--- WORK REQUIRED ---
Extract all of the entries and set them down verbatim.

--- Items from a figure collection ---
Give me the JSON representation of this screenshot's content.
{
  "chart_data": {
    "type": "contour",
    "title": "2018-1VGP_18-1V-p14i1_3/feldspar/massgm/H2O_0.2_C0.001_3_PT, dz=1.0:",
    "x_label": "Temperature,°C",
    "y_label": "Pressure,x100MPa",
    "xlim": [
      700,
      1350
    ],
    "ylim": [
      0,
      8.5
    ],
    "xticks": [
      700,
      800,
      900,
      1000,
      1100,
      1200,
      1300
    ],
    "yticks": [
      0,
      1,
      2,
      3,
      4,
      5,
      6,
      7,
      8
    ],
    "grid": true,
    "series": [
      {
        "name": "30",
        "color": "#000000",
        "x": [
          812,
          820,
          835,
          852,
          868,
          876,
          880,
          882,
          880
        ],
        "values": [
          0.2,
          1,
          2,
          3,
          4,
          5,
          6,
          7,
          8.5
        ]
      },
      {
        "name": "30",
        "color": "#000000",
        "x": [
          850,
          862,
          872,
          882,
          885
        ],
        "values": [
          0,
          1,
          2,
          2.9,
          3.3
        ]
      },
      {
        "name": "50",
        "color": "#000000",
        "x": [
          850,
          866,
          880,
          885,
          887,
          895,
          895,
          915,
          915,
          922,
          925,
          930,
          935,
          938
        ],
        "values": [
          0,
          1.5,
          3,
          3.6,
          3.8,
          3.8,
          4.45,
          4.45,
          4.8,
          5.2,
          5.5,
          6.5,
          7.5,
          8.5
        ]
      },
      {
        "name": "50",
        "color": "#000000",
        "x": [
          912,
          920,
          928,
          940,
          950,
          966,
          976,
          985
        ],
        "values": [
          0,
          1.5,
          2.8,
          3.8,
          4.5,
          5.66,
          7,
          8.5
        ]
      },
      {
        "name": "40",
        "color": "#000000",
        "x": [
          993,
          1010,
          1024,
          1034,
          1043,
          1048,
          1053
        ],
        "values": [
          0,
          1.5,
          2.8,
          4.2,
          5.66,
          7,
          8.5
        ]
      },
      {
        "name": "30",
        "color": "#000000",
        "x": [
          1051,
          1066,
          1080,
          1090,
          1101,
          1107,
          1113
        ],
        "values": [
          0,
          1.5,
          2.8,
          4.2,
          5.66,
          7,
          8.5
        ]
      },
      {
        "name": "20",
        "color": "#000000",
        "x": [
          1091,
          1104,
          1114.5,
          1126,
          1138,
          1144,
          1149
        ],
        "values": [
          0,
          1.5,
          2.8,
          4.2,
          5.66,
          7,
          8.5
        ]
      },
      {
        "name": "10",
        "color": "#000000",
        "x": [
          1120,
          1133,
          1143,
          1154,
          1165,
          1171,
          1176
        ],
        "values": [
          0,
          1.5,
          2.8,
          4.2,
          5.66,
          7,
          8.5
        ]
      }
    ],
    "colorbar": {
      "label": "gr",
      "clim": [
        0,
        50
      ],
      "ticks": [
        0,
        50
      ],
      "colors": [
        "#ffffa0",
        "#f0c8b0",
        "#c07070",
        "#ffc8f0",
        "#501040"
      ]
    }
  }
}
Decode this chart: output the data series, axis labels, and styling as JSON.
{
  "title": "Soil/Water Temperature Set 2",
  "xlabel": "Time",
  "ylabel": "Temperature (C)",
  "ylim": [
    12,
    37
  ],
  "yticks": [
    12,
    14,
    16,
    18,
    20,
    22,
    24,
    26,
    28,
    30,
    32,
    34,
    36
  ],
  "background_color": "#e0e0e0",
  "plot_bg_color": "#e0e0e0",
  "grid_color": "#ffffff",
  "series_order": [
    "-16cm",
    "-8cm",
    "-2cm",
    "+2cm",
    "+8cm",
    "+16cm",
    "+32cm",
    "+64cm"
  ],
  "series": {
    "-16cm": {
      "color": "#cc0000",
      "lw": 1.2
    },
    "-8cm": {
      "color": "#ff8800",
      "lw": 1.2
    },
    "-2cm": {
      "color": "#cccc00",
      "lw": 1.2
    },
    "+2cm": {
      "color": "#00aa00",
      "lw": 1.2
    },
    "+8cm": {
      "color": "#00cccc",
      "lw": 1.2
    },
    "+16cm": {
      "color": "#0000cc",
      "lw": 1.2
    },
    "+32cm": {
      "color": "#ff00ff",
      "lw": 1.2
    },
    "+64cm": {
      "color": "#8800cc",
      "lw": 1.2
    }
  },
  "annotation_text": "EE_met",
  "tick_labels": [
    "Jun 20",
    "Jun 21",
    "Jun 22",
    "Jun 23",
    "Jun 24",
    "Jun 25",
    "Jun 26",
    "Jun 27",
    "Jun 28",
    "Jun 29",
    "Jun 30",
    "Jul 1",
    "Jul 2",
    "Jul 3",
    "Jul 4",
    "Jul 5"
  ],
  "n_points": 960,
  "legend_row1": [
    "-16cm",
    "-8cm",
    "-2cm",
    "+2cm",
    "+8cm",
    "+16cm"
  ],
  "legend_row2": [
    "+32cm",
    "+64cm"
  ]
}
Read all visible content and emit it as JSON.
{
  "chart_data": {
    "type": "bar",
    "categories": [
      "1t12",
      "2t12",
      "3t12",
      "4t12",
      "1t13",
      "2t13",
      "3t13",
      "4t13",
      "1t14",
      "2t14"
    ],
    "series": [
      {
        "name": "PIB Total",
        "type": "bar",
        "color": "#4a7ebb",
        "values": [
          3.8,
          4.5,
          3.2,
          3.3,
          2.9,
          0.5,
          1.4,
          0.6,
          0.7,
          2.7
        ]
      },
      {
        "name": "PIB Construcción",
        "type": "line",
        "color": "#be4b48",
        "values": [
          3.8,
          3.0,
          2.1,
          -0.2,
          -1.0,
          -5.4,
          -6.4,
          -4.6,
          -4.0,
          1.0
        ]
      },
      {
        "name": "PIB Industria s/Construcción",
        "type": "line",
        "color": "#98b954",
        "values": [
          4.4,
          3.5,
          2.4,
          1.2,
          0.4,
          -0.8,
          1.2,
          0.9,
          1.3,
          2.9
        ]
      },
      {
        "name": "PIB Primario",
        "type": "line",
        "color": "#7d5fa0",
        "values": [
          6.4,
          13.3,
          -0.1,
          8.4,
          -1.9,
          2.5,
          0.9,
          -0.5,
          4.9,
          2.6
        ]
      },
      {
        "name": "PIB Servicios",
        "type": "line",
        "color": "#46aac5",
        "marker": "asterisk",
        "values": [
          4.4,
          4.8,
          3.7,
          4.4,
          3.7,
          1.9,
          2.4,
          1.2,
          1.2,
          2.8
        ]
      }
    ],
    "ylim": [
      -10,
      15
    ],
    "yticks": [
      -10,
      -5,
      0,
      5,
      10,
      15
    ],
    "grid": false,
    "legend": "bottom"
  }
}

--- WRITTEN RESPONSE ---
Give me the JSON representation of this screenshot's content.
{
  "chart_data": {
    "type": "contour",
    "title": "2018-1VGP_18-1V-p14i1_3/feldspar/massgm/H2O_0.2_C0.001_3_PT, dz=1.0:",
    "x_label": "Temperature,°C",
    "y_label": "Pressure,x100MPa",
    "xlim": [
      700,
      1350
    ],
    "ylim": [
      0,
      8.5
    ],
    "xticks": [
      700,
      800,
      900,
      1000,
      1100,
      1200,
      1300
    ],
    "yticks": [
      0,
      1,
      2,
      3,
      4,
      5,
      6,
      7,
      8
    ],
    "grid": true,
    "series": [
      {
        "name": "30",
        "color": "#000000",
        "x": [
          812,
          820,
          835,
          852,
          868,
          876,
          880,
          882,
          880
        ],
        "values": [
          0.2,
          1,
          2,
          3,
          4,
          5,
          6,
          7,
          8.5
        ]
      },
      {
        "name": "30",
        "color": "#000000",
        "x": [
          850,
          862,
          872,
          882,
          885
        ],
        "values": [
          0,
          1,
          2,
          2.9,
          3.3
        ]
      },
      {
        "name": "50",
        "color": "#000000",
        "x": [
          850,
          866,
          880,
          885,
          887,
          895,
          895,
          915,
          915,
          922,
          925,
          930,
          935,
          938
        ],
        "values": [
          0,
          1.5,
          3,
          3.6,
          3.8,
          3.8,
          4.45,
          4.45,
          4.8,
          5.2,
          5.5,
          6.5,
          7.5,
          8.5
        ]
      },
      {
        "name": "50",
        "color": "#000000",
        "x": [
          912,
          920,
          928,
          940,
          950,
          966,
          976,
          985
        ],
        "values": [
          0,
          1.5,
          2.8,
          3.8,
          4.5,
          5.66,
          7,
          8.5
        ]
      },
      {
        "name": "40",
        "color": "#000000",
        "x": [
          993,
          1010,
          1024,
          1034,
          1043,
          1048,
          1053
        ],
        "values": [
          0,
          1.5,
          2.8,
          4.2,
          5.66,
          7,
          8.5
        ]
      },
      {
        "name": "30",
        "color": "#000000",
        "x": [
          1051,
          1066,
          1080,
          1090,
          1101,
          1107,
          1113
        ],
        "values": [
          0,
          1.5,
          2.8,
          4.2,
          5.66,
          7,
          8.5
        ]
      },
      {
        "name": "20",
        "color": "#000000",
        "x": [
          1091,
          1104,
          1114.5,
          1126,
          1138,
          1144,
          1149
        ],
        "values": [
          0,
          1.5,
          2.8,
          4.2,
          5.66,
          7,
          8.5
        ]
      },
      {
        "name": "10",
        "color": "#000000",
        "x": [
          1120,
          1133,
          1143,
          1154,
          1165,
          1171,
          1176
        ],
        "values": [
          0,
          1.5,
          2.8,
          4.2,
          5.66,
          7,
          8.5
        ]
      }
    ],
    "colorbar": {
      "label": "gr",
      "clim": [
        0,
        50
      ],
      "ticks": [
        0,
        50
      ],
      "colors": [
        "#ffffa0",
        "#f0c8b0",
        "#c07070",
        "#ffc8f0",
        "#501040"
      ]
    }
  }
}
Decode this chart: output the data series, axis labels, and styling as JSON.
{
  "title": "Soil/Water Temperature Set 2",
  "xlabel": "Time",
  "ylabel": "Temperature (C)",
  "ylim": [
    12,
    37
  ],
  "yticks": [
    12,
    14,
    16,
    18,
    20,
    22,
    24,
    26,
    28,
    30,
    32,
    34,
    36
  ],
  "background_color": "#e0e0e0",
  "plot_bg_color": "#e0e0e0",
  "grid_color": "#ffffff",
  "series_order": [
    "-16cm",
    "-8cm",
    "-2cm",
    "+2cm",
    "+8cm",
    "+16cm",
    "+32cm",
    "+64cm"
  ],
  "series": {
    "-16cm": {
      "color": "#cc0000",
      "lw": 1.2
    },
    "-8cm": {
      "color": "#ff8800",
      "lw": 1.2
    },
    "-2cm": {
      "color": "#cccc00",
      "lw": 1.2
    },
    "+2cm": {
      "color": "#00aa00",
      "lw": 1.2
    },
    "+8cm": {
      "color": "#00cccc",
      "lw": 1.2
    },
    "+16cm": {
      "color": "#0000cc",
      "lw": 1.2
    },
    "+32cm": {
      "color": "#ff00ff",
      "lw": 1.2
    },
    "+64cm": {
      "color": "#8800cc",
      "lw": 1.2
    }
  },
  "annotation_text": "EE_met",
  "tick_labels": [
    "Jun 20",
    "Jun 21",
    "Jun 22",
    "Jun 23",
    "Jun 24",
    "Jun 25",
    "Jun 26",
    "Jun 27",
    "Jun 28",
    "Jun 29",
    "Jun 30",
    "Jul 1",
    "Jul 2",
    "Jul 3",
    "Jul 4",
    "Jul 5"
  ],
  "n_points": 960,
  "legend_row1": [
    "-16cm",
    "-8cm",
    "-2cm",
    "+2cm",
    "+8cm",
    "+16cm"
  ],
  "legend_row2": [
    "+32cm",
    "+64cm"
  ]
}
Read all visible content and emit it as JSON.
{
  "chart_data": {
    "type": "bar",
    "categories": [
      "1t12",
      "2t12",
      "3t12",
      "4t12",
      "1t13",
      "2t13",
      "3t13",
      "4t13",
      "1t14",
      "2t14"
    ],
    "series": [
      {
        "name": "PIB Total",
        "type": "bar",
        "color": "#4a7ebb",
        "values": [
          3.8,
          4.5,
          3.2,
          3.3,
          2.9,
          0.5,
          1.4,
          0.6,
          0.7,
          2.7
        ]
      },
      {
        "name": "PIB Construcción",
        "type": "line",
        "color": "#be4b48",
        "values": [
          3.8,
          3.0,
          2.1,
          -0.2,
          -1.0,
          -5.4,
          -6.4,
          -4.6,
          -4.0,
          1.0
        ]
      },
      {
        "name": "PIB Industria s/Construcción",
        "type": "line",
        "color": "#98b954",
        "values": [
          4.4,
          3.5,
          2.4,
          1.2,
          0.4,
          -0.8,
          1.2,
          0.9,
          1.3,
          2.9
        ]
      },
      {
        "name": "PIB Primario",
        "type": "line",
        "color": "#7d5fa0",
        "values": [
          6.4,
          13.3,
          -0.1,
          8.4,
          -1.9,
          2.5,
          0.9,
          -0.5,
          4.9,
          2.6
        ]
      },
      {
        "name": "PIB Servicios",
        "type": "line",
        "color": "#46aac5",
        "marker": "asterisk",
        "values": [
          4.4,
          4.8,
          3.7,
          4.4,
          3.7,
          1.9,
          2.4,
          1.2,
          1.2,
          2.8
        ]
      }
    ],
    "ylim": [
      -10,
      15
    ],
    "yticks": [
      -10,
      -5,
      0,
      5,
      10,
      15
    ],
    "grid": false,
    "legend": "bottom"
  }
}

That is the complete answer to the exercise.